Transcribe all of the records precisely as they are presented.

The data:

****************

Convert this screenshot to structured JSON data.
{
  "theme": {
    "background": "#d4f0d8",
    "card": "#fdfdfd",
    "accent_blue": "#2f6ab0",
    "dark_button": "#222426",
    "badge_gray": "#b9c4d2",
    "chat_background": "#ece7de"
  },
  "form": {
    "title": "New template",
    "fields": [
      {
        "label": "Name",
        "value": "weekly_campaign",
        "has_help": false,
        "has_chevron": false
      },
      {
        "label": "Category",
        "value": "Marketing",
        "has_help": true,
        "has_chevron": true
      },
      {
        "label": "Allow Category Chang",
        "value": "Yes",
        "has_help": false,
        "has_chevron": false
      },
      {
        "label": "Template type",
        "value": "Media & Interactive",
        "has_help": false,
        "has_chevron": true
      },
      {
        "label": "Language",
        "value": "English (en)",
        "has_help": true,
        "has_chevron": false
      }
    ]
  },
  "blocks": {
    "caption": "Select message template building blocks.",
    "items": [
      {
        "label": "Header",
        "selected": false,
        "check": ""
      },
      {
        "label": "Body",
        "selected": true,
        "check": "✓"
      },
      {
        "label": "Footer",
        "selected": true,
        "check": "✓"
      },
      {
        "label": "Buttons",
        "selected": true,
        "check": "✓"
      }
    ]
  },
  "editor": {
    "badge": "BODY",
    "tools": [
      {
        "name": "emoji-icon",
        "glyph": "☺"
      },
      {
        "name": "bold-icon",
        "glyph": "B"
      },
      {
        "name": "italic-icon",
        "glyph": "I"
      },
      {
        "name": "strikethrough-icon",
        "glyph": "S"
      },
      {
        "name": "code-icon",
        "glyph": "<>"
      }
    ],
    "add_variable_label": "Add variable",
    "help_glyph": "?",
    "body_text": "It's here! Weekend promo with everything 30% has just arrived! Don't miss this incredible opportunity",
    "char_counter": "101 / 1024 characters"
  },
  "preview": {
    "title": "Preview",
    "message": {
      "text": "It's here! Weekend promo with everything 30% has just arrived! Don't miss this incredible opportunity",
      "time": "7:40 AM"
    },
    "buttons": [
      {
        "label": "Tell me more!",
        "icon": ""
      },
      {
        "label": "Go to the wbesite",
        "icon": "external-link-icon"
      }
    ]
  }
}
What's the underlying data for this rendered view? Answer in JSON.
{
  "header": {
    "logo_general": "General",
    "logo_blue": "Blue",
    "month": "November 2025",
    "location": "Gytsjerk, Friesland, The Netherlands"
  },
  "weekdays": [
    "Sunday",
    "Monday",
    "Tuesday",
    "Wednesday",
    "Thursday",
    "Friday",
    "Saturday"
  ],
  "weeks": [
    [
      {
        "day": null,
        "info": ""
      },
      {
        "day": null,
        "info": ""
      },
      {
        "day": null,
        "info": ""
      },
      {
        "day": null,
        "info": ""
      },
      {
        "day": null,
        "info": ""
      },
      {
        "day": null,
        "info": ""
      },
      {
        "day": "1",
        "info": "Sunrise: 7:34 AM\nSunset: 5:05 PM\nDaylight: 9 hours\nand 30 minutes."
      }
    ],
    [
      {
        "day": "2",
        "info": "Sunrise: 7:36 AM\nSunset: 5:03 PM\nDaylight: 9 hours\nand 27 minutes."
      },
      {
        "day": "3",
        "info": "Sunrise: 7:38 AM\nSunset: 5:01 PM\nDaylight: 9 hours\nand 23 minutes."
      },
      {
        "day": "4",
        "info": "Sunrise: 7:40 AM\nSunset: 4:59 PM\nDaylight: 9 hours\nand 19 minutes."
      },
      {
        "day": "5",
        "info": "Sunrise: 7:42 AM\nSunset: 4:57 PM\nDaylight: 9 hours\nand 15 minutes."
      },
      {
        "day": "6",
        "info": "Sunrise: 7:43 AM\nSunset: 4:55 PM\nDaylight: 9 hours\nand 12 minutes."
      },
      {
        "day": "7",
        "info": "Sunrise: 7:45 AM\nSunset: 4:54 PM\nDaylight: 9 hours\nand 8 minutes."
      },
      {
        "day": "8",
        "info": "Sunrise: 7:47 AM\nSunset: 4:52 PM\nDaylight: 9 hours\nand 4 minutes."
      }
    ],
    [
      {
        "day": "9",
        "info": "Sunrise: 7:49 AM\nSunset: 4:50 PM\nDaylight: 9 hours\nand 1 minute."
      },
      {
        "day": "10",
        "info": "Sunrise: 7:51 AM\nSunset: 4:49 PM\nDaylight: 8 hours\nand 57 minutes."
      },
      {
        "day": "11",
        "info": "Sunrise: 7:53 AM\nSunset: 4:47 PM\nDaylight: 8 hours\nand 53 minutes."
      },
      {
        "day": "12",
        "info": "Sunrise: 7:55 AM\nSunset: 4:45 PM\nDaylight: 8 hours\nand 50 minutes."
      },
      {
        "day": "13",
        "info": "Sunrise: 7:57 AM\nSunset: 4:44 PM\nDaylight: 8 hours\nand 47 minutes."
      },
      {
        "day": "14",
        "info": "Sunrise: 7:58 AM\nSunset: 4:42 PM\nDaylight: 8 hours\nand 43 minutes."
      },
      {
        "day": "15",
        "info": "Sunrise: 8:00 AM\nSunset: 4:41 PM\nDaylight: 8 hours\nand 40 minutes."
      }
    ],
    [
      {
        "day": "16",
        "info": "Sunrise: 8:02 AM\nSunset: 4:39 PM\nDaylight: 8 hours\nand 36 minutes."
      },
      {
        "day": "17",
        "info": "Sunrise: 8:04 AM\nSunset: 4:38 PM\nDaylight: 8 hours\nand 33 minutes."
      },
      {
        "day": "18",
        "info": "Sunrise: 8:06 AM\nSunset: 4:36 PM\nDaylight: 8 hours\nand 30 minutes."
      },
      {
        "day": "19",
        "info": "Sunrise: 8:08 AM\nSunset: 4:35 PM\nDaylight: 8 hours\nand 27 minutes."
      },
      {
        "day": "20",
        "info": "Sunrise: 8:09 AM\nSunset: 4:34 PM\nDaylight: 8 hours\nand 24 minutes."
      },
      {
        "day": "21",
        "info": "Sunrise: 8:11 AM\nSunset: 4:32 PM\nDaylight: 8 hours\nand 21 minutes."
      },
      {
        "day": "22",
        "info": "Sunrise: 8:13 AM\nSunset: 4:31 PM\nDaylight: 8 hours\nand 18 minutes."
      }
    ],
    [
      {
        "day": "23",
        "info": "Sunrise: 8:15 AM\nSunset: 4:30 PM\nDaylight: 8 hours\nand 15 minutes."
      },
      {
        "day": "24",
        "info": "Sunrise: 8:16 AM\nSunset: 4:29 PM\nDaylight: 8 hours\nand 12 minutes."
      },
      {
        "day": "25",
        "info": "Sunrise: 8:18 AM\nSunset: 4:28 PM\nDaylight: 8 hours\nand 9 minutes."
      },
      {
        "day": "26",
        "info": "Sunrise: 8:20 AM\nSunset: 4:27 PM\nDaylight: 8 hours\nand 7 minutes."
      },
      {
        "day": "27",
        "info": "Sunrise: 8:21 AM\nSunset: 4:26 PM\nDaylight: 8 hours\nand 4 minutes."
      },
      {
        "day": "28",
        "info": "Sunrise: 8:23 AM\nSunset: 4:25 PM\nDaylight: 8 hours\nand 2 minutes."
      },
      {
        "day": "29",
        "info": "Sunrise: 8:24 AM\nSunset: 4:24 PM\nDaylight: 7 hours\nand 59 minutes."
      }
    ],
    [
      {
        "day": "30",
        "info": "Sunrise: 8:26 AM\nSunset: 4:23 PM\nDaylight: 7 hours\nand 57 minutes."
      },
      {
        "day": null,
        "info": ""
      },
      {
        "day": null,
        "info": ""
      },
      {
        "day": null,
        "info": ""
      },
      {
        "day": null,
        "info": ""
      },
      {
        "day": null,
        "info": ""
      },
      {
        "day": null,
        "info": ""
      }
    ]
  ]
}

****************

Task response:
Convert this screenshot to structured JSON data.
{
  "theme": {
    "background": "#d4f0d8",
    "card": "#fdfdfd",
    "accent_blue": "#2f6ab0",
    "dark_button": "#222426",
    "badge_gray": "#b9c4d2",
    "chat_background": "#ece7de"
  },
  "form": {
    "title": "New template",
    "fields": [
      {
        "label": "Name",
        "value": "weekly_campaign",
        "has_help": false,
        "has_chevron": false
      },
      {
        "label": "Category",
        "value": "Marketing",
        "has_help": true,
        "has_chevron": true
      },
      {
        "label": "Allow Category Chang",
        "value": "Yes",
        "has_help": false,
        "has_chevron": false
      },
      {
        "label": "Template type",
        "value": "Media & Interactive",
        "has_help": false,
        "has_chevron": true
      },
      {
        "label": "Language",
        "value": "English (en)",
        "has_help": true,
        "has_chevron": false
      }
    ]
  },
  "blocks": {
    "caption": "Select message template building blocks.",
    "items": [
      {
        "label": "Header",
        "selected": false,
        "check": ""
      },
      {
        "label": "Body",
        "selected": true,
        "check": "✓"
      },
      {
        "label": "Footer",
        "selected": true,
        "check": "✓"
      },
      {
        "label": "Buttons",
        "selected": true,
        "check": "✓"
      }
    ]
  },
  "editor": {
    "badge": "BODY",
    "tools": [
      {
        "name": "emoji-icon",
        "glyph": "☺"
      },
      {
        "name": "bold-icon",
        "glyph": "B"
      },
      {
        "name": "italic-icon",
        "glyph": "I"
      },
      {
        "name": "strikethrough-icon",
        "glyph": "S"
      },
      {
        "name": "code-icon",
        "glyph": "<>"
      }
    ],
    "add_variable_label": "Add variable",
    "help_glyph": "?",
    "body_text": "It's here! Weekend promo with everything 30% has just arrived! Don't miss this incredible opportunity",
    "char_counter": "101 / 1024 characters"
  },
  "preview": {
    "title": "Preview",
    "message": {
      "text": "It's here! Weekend promo with everything 30% has just arrived! Don't miss this incredible opportunity",
      "time": "7:40 AM"
    },
    "buttons": [
      {
        "label": "Tell me more!",
        "icon": ""
      },
      {
        "label": "Go to the wbesite",
        "icon": "external-link-icon"
      }
    ]
  }
}
What's the underlying data for this rendered view? Answer in JSON.
{
  "header": {
    "logo_general": "General",
    "logo_blue": "Blue",
    "month": "November 2025",
    "location": "Gytsjerk, Friesland, The Netherlands"
  },
  "weekdays": [
    "Sunday",
    "Monday",
    "Tuesday",
    "Wednesday",
    "Thursday",
    "Friday",
    "Saturday"
  ],
  "weeks": [
    [
      {
        "day": null,
        "info": ""
      },
      {
        "day": null,
        "info": ""
      },
      {
        "day": null,
        "info": ""
      },
      {
        "day": null,
        "info": ""
      },
      {
        "day": null,
        "info": ""
      },
      {
        "day": null,
        "info": ""
      },
      {
        "day": "1",
        "info": "Sunrise: 7:34 AM\nSunset: 5:05 PM\nDaylight: 9 hours\nand 30 minutes."
      }
    ],
    [
      {
        "day": "2",
        "info": "Sunrise: 7:36 AM\nSunset: 5:03 PM\nDaylight: 9 hours\nand 27 minutes."
      },
      {
        "day": "3",
        "info": "Sunrise: 7:38 AM\nSunset: 5:01 PM\nDaylight: 9 hours\nand 23 minutes."
      },
      {
        "day": "4",
        "info": "Sunrise: 7:40 AM\nSunset: 4:59 PM\nDaylight: 9 hours\nand 19 minutes."
      },
      {
        "day": "5",
        "info": "Sunrise: 7:42 AM\nSunset: 4:57 PM\nDaylight: 9 hours\nand 15 minutes."
      },
      {
        "day": "6",
        "info": "Sunrise: 7:43 AM\nSunset: 4:55 PM\nDaylight: 9 hours\nand 12 minutes."
      },
      {
        "day": "7",
        "info": "Sunrise: 7:45 AM\nSunset: 4:54 PM\nDaylight: 9 hours\nand 8 minutes."
      },
      {
        "day": "8",
        "info": "Sunrise: 7:47 AM\nSunset: 4:52 PM\nDaylight: 9 hours\nand 4 minutes."
      }
    ],
    [
      {
        "day": "9",
        "info": "Sunrise: 7:49 AM\nSunset: 4:50 PM\nDaylight: 9 hours\nand 1 minute."
      },
      {
        "day": "10",
        "info": "Sunrise: 7:51 AM\nSunset: 4:49 PM\nDaylight: 8 hours\nand 57 minutes."
      },
      {
        "day": "11",
        "info": "Sunrise: 7:53 AM\nSunset: 4:47 PM\nDaylight: 8 hours\nand 53 minutes."
      },
      {
        "day": "12",
        "info": "Sunrise: 7:55 AM\nSunset: 4:45 PM\nDaylight: 8 hours\nand 50 minutes."
      },
      {
        "day": "13",
        "info": "Sunrise: 7:57 AM\nSunset: 4:44 PM\nDaylight: 8 hours\nand 47 minutes."
      },
      {
        "day": "14",
        "info": "Sunrise: 7:58 AM\nSunset: 4:42 PM\nDaylight: 8 hours\nand 43 minutes."
      },
      {
        "day": "15",
        "info": "Sunrise: 8:00 AM\nSunset: 4:41 PM\nDaylight: 8 hours\nand 40 minutes."
      }
    ],
    [
      {
        "day": "16",
        "info": "Sunrise: 8:02 AM\nSunset: 4:39 PM\nDaylight: 8 hours\nand 36 minutes."
      },
      {
        "day": "17",
        "info": "Sunrise: 8:04 AM\nSunset: 4:38 PM\nDaylight: 8 hours\nand 33 minutes."
      },
      {
        "day": "18",
        "info": "Sunrise: 8:06 AM\nSunset: 4:36 PM\nDaylight: 8 hours\nand 30 minutes."
      },
      {
        "day": "19",
        "info": "Sunrise: 8:08 AM\nSunset: 4:35 PM\nDaylight: 8 hours\nand 27 minutes."
      },
      {
        "day": "20",
        "info": "Sunrise: 8:09 AM\nSunset: 4:34 PM\nDaylight: 8 hours\nand 24 minutes."
      },
      {
        "day": "21",
        "info": "Sunrise: 8:11 AM\nSunset: 4:32 PM\nDaylight: 8 hours\nand 21 minutes."
      },
      {
        "day": "22",
        "info": "Sunrise: 8:13 AM\nSunset: 4:31 PM\nDaylight: 8 hours\nand 18 minutes."
      }
    ],
    [
      {
        "day": "23",
        "info": "Sunrise: 8:15 AM\nSunset: 4:30 PM\nDaylight: 8 hours\nand 15 minutes."
      },
      {
        "day": "24",
        "info": "Sunrise: 8:16 AM\nSunset: 4:29 PM\nDaylight: 8 hours\nand 12 minutes."
      },
      {
        "day": "25",
        "info": "Sunrise: 8:18 AM\nSunset: 4:28 PM\nDaylight: 8 hours\nand 9 minutes."
      },
      {
        "day": "26",
        "info": "Sunrise: 8:20 AM\nSunset: 4:27 PM\nDaylight: 8 hours\nand 7 minutes."
      },
      {
        "day": "27",
        "info": "Sunrise: 8:21 AM\nSunset: 4:26 PM\nDaylight: 8 hours\nand 4 minutes."
      },
      {
        "day": "28",
        "info": "Sunrise: 8:23 AM\nSunset: 4:25 PM\nDaylight: 8 hours\nand 2 minutes."
      },
      {
        "day": "29",
        "info": "Sunrise: 8:24 AM\nSunset: 4:24 PM\nDaylight: 7 hours\nand 59 minutes."
      }
    ],
    [
      {
        "day": "30",
        "info": "Sunrise: 8:26 AM\nSunset: 4:23 PM\nDaylight: 7 hours\nand 57 minutes."
      },
      {
        "day": null,
        "info": ""
      },
      {
        "day": null,
        "info": ""
      },
      {
        "day": null,
        "info": ""
      },
      {
        "day": null,
        "info": ""
      },
      {
        "day": null,
        "info": ""
      },
      {
        "day": null,
        "info": ""
      }
    ]
  ]
}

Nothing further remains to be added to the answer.